* [TASK REQUIREMENTS]
Copy out the whole listing exactly as written, leaving the pictures behind.

##### MATERIAL TO PROCESS #####

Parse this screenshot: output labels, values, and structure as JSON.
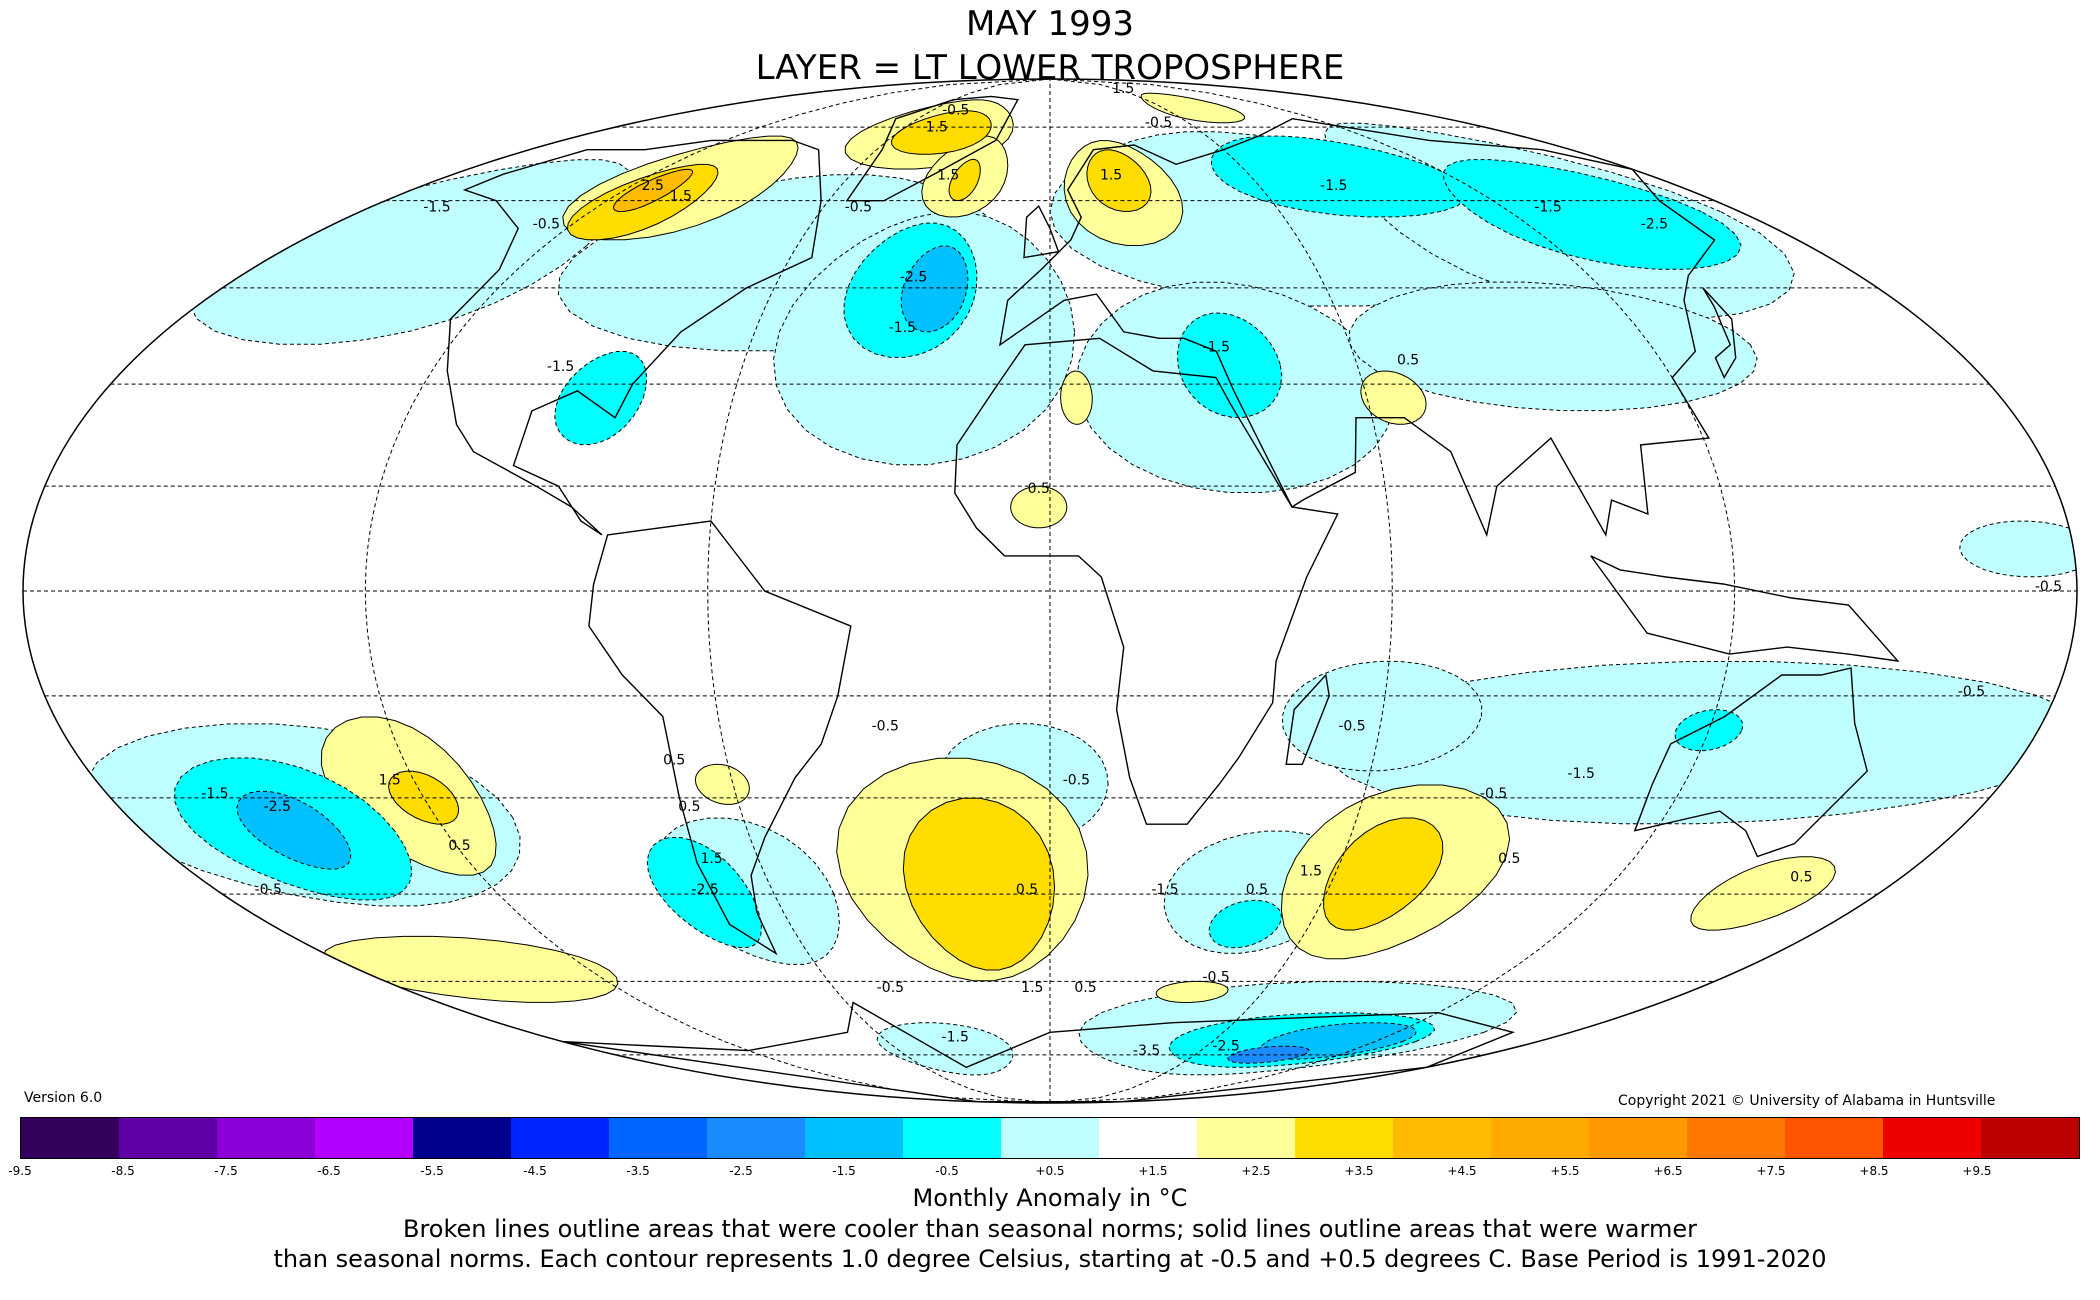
{
  "title": {
    "line1": "MAY 1993",
    "line2": "LAYER = LT LOWER TROPOSPHERE"
  },
  "version": "Version 6.0",
  "copyright": "Copyright 2021 © University of Alabama in Huntsville",
  "colorbar": {
    "colors": [
      "#33005c",
      "#5e00a6",
      "#8a00d6",
      "#b300ff",
      "#00008c",
      "#0026ff",
      "#0066ff",
      "#1a8cff",
      "#00c0ff",
      "#00ffff",
      "#bfffff",
      "#ffffff",
      "#ffff99",
      "#ffdd00",
      "#ffbb00",
      "#ffaa00",
      "#ff9900",
      "#ff7700",
      "#ff5500",
      "#ee0000",
      "#bb0000"
    ],
    "ticks": [
      "-9.5",
      "-8.5",
      "-7.5",
      "-6.5",
      "-5.5",
      "-4.5",
      "-3.5",
      "-2.5",
      "-1.5",
      "-0.5",
      "+0.5",
      "+1.5",
      "+2.5",
      "+3.5",
      "+4.5",
      "+5.5",
      "+6.5",
      "+7.5",
      "+8.5",
      "+9.5"
    ]
  },
  "units": "Monthly Anomaly in °C",
  "caption": {
    "line1": "Broken lines outline areas that were cooler than seasonal norms; solid lines outline areas that were warmer",
    "line2": "than seasonal norms. Each contour represents 1.0 degree Celsius, starting at -0.5 and +0.5 degrees C. Base Period is 1991-2020"
  },
  "contour_labels": [
    "-0.5",
    "-1.5",
    "-2.5",
    "-3.5",
    "0.5",
    "1.5",
    "2.5"
  ],
  "regions": [
    {
      "id": "greenland-high",
      "level": "1.5",
      "lon": -45,
      "lat": 72
    },
    {
      "id": "canada-high",
      "level": "2.5",
      "lon": -110,
      "lat": 60
    },
    {
      "id": "scandinavia-high",
      "level": "1.5",
      "lon": 20,
      "lat": 62
    },
    {
      "id": "atlantic-low",
      "level": "-2.5",
      "lon": -20,
      "lat": 45
    },
    {
      "id": "siberia-low",
      "level": "-1.5",
      "lon": 85,
      "lat": 65
    },
    {
      "id": "east-asia-low",
      "level": "-1.5",
      "lon": 135,
      "lat": 55
    },
    {
      "id": "mediterranean-low",
      "level": "-1.5",
      "lon": 30,
      "lat": 38
    },
    {
      "id": "south-pacific-low",
      "level": "-2.5",
      "lon": -150,
      "lat": -35
    },
    {
      "id": "south-pacific-high",
      "level": "1.5",
      "lon": -120,
      "lat": -30
    },
    {
      "id": "south-atlantic-high",
      "level": "1.5",
      "lon": -20,
      "lat": -40
    },
    {
      "id": "indian-ocean-high",
      "level": "1.5",
      "lon": 70,
      "lat": -40
    },
    {
      "id": "antarctic-low",
      "level": "-3.5",
      "lon": 85,
      "lat": -73
    }
  ]
}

#####

* [RESULT]
Parse this screenshot: output labels, values, and structure as JSON.
{
  "title": {
    "line1": "MAY 1993",
    "line2": "LAYER = LT LOWER TROPOSPHERE"
  },
  "version": "Version 6.0",
  "copyright": "Copyright 2021 © University of Alabama in Huntsville",
  "colorbar": {
    "colors": [
      "#33005c",
      "#5e00a6",
      "#8a00d6",
      "#b300ff",
      "#00008c",
      "#0026ff",
      "#0066ff",
      "#1a8cff",
      "#00c0ff",
      "#00ffff",
      "#bfffff",
      "#ffffff",
      "#ffff99",
      "#ffdd00",
      "#ffbb00",
      "#ffaa00",
      "#ff9900",
      "#ff7700",
      "#ff5500",
      "#ee0000",
      "#bb0000"
    ],
    "ticks": [
      "-9.5",
      "-8.5",
      "-7.5",
      "-6.5",
      "-5.5",
      "-4.5",
      "-3.5",
      "-2.5",
      "-1.5",
      "-0.5",
      "+0.5",
      "+1.5",
      "+2.5",
      "+3.5",
      "+4.5",
      "+5.5",
      "+6.5",
      "+7.5",
      "+8.5",
      "+9.5"
    ]
  },
  "units": "Monthly Anomaly in °C",
  "caption": {
    "line1": "Broken lines outline areas that were cooler than seasonal norms; solid lines outline areas that were warmer",
    "line2": "than seasonal norms. Each contour represents 1.0 degree Celsius, starting at -0.5 and +0.5 degrees C. Base Period is 1991-2020"
  },
  "contour_labels": [
    "-0.5",
    "-1.5",
    "-2.5",
    "-3.5",
    "0.5",
    "1.5",
    "2.5"
  ],
  "regions": [
    {
      "id": "greenland-high",
      "level": "1.5",
      "lon": -45,
      "lat": 72
    },
    {
      "id": "canada-high",
      "level": "2.5",
      "lon": -110,
      "lat": 60
    },
    {
      "id": "scandinavia-high",
      "level": "1.5",
      "lon": 20,
      "lat": 62
    },
    {
      "id": "atlantic-low",
      "level": "-2.5",
      "lon": -20,
      "lat": 45
    },
    {
      "id": "siberia-low",
      "level": "-1.5",
      "lon": 85,
      "lat": 65
    },
    {
      "id": "east-asia-low",
      "level": "-1.5",
      "lon": 135,
      "lat": 55
    },
    {
      "id": "mediterranean-low",
      "level": "-1.5",
      "lon": 30,
      "lat": 38
    },
    {
      "id": "south-pacific-low",
      "level": "-2.5",
      "lon": -150,
      "lat": -35
    },
    {
      "id": "south-pacific-high",
      "level": "1.5",
      "lon": -120,
      "lat": -30
    },
    {
      "id": "south-atlantic-high",
      "level": "1.5",
      "lon": -20,
      "lat": -40
    },
    {
      "id": "indian-ocean-high",
      "level": "1.5",
      "lon": 70,
      "lat": -40
    },
    {
      "id": "antarctic-low",
      "level": "-3.5",
      "lon": 85,
      "lat": -73
    }
  ]
}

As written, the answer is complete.